Copy the data below word for word, from its first line through the line containing "animation-frame-2[interactable]: 2 0.03", with both of those lines included.

> Stored data
=-=-=

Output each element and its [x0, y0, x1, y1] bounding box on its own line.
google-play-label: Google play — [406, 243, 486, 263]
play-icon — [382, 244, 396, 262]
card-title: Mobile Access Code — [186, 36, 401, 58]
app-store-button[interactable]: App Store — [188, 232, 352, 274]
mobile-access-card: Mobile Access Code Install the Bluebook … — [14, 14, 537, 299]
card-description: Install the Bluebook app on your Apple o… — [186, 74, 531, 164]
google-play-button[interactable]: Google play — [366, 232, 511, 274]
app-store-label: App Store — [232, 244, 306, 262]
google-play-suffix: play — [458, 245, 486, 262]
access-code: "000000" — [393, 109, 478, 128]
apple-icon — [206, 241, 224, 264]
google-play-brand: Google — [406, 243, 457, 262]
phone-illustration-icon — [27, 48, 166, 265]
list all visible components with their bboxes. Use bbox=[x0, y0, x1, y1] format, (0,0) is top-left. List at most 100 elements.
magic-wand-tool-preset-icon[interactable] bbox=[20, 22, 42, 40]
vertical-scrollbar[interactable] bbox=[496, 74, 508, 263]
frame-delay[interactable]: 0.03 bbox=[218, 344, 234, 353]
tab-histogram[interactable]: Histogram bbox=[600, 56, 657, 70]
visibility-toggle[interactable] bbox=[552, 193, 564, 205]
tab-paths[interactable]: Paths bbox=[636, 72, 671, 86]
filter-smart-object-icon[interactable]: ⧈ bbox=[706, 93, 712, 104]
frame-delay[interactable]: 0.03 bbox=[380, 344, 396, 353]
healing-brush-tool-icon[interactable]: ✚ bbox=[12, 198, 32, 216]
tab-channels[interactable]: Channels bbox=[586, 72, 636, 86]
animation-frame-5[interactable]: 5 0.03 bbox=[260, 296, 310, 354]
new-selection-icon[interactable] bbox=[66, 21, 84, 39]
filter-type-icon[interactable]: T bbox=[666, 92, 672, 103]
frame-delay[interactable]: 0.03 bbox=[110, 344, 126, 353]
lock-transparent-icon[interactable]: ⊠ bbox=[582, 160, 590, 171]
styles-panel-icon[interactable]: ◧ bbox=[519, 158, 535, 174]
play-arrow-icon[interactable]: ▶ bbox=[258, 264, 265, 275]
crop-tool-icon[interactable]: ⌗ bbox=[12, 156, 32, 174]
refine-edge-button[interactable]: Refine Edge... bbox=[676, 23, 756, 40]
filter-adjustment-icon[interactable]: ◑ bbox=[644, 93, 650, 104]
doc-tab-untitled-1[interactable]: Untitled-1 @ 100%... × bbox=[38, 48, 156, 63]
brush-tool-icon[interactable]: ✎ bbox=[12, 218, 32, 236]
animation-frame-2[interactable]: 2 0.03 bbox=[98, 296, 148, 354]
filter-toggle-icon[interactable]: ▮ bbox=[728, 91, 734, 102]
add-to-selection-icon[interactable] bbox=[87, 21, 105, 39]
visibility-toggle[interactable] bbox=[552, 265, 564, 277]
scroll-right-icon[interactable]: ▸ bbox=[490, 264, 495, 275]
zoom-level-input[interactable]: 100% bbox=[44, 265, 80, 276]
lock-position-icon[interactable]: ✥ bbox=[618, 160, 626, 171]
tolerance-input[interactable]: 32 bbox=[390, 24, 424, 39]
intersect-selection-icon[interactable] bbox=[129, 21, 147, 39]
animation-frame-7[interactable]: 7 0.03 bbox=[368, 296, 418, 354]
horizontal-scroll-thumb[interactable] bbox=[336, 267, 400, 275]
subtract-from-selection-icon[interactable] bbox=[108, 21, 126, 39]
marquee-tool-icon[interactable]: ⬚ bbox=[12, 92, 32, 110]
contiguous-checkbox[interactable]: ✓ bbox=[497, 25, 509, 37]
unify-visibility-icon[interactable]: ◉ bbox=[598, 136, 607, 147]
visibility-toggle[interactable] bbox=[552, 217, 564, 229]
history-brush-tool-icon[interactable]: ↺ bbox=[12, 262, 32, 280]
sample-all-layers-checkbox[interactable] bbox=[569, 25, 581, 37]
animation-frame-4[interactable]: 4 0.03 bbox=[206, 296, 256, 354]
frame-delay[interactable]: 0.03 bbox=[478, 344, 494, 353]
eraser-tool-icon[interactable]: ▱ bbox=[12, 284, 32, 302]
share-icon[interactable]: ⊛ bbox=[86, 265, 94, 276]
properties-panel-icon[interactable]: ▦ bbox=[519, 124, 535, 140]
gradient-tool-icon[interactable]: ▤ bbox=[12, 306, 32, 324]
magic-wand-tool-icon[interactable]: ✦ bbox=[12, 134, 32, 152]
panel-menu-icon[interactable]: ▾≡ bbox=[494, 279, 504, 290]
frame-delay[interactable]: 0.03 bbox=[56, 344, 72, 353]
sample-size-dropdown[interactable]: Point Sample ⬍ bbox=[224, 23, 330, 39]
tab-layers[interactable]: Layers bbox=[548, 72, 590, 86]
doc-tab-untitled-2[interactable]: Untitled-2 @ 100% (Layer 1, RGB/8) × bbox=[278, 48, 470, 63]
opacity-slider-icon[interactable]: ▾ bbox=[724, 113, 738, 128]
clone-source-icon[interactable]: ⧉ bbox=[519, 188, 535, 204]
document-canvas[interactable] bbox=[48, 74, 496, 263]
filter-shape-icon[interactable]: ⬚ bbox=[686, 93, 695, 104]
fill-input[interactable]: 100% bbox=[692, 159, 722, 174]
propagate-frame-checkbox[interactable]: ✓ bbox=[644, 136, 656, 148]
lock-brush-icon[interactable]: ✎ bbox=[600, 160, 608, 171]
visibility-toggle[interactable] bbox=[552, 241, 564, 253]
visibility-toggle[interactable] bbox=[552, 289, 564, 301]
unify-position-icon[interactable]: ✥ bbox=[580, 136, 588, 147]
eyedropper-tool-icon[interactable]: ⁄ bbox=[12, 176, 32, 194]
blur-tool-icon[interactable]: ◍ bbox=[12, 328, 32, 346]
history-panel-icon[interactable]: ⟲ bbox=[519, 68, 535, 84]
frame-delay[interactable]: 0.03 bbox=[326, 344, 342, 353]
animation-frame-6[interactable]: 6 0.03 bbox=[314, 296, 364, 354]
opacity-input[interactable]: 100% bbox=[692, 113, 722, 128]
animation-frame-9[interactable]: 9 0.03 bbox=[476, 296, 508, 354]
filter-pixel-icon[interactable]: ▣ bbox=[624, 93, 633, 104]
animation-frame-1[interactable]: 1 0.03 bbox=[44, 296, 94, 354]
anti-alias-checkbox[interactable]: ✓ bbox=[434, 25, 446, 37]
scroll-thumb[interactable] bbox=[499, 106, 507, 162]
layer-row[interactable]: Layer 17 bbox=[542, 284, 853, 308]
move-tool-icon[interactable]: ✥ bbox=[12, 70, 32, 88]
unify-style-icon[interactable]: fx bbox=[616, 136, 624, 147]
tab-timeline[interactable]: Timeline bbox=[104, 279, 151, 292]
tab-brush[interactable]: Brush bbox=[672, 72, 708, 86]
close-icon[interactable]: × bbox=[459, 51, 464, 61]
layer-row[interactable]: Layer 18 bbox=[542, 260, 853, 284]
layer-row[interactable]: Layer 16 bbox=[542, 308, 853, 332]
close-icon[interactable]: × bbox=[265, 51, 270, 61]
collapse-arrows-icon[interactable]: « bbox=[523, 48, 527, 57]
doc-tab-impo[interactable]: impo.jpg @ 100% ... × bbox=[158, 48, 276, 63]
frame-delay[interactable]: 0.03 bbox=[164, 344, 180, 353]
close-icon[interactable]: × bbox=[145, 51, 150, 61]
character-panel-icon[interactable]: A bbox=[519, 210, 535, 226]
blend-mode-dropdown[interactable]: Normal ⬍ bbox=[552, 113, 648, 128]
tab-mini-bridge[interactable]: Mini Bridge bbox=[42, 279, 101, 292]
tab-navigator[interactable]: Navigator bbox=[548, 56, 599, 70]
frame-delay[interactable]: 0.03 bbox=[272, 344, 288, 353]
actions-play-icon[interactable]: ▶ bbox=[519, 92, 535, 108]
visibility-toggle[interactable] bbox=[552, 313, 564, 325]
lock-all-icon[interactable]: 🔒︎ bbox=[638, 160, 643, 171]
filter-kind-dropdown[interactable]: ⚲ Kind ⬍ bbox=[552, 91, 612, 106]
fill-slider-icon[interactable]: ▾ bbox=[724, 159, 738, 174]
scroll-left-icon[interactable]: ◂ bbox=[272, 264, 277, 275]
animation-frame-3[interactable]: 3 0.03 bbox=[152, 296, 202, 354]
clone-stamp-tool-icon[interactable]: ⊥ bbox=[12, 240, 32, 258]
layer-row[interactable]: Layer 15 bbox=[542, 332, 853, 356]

=-=-=

> Complete output
Output each element and its [x0, y0, x1, y1] bounding box on its own line.
google-play-label: Google play — [406, 243, 486, 263]
play-icon — [382, 244, 396, 262]
card-title: Mobile Access Code — [186, 36, 401, 58]
app-store-button[interactable]: App Store — [188, 232, 352, 274]
mobile-access-card: Mobile Access Code Install the Bluebook … — [14, 14, 537, 299]
card-description: Install the Bluebook app on your Apple o… — [186, 74, 531, 164]
google-play-button[interactable]: Google play — [366, 232, 511, 274]
app-store-label: App Store — [232, 244, 306, 262]
google-play-suffix: play — [458, 245, 486, 262]
access-code: "000000" — [393, 109, 478, 128]
apple-icon — [206, 241, 224, 264]
google-play-brand: Google — [406, 243, 457, 262]
phone-illustration-icon — [27, 48, 166, 265]
list all visible components with their bboxes. Use bbox=[x0, y0, x1, y1] format, (0,0) is top-left. List at most 100 elements.
magic-wand-tool-preset-icon[interactable] bbox=[20, 22, 42, 40]
vertical-scrollbar[interactable] bbox=[496, 74, 508, 263]
frame-delay[interactable]: 0.03 bbox=[218, 344, 234, 353]
tab-histogram[interactable]: Histogram bbox=[600, 56, 657, 70]
visibility-toggle[interactable] bbox=[552, 193, 564, 205]
tab-paths[interactable]: Paths bbox=[636, 72, 671, 86]
filter-smart-object-icon[interactable]: ⧈ bbox=[706, 93, 712, 104]
frame-delay[interactable]: 0.03 bbox=[380, 344, 396, 353]
healing-brush-tool-icon[interactable]: ✚ bbox=[12, 198, 32, 216]
tab-channels[interactable]: Channels bbox=[586, 72, 636, 86]
animation-frame-5[interactable]: 5 0.03 bbox=[260, 296, 310, 354]
new-selection-icon[interactable] bbox=[66, 21, 84, 39]
filter-type-icon[interactable]: T bbox=[666, 92, 672, 103]
frame-delay[interactable]: 0.03 bbox=[110, 344, 126, 353]
lock-transparent-icon[interactable]: ⊠ bbox=[582, 160, 590, 171]
styles-panel-icon[interactable]: ◧ bbox=[519, 158, 535, 174]
play-arrow-icon[interactable]: ▶ bbox=[258, 264, 265, 275]
crop-tool-icon[interactable]: ⌗ bbox=[12, 156, 32, 174]
refine-edge-button[interactable]: Refine Edge... bbox=[676, 23, 756, 40]
filter-adjustment-icon[interactable]: ◑ bbox=[644, 93, 650, 104]
doc-tab-untitled-1[interactable]: Untitled-1 @ 100%... × bbox=[38, 48, 156, 63]
brush-tool-icon[interactable]: ✎ bbox=[12, 218, 32, 236]
animation-frame-2[interactable]: 2 0.03 bbox=[98, 296, 148, 354]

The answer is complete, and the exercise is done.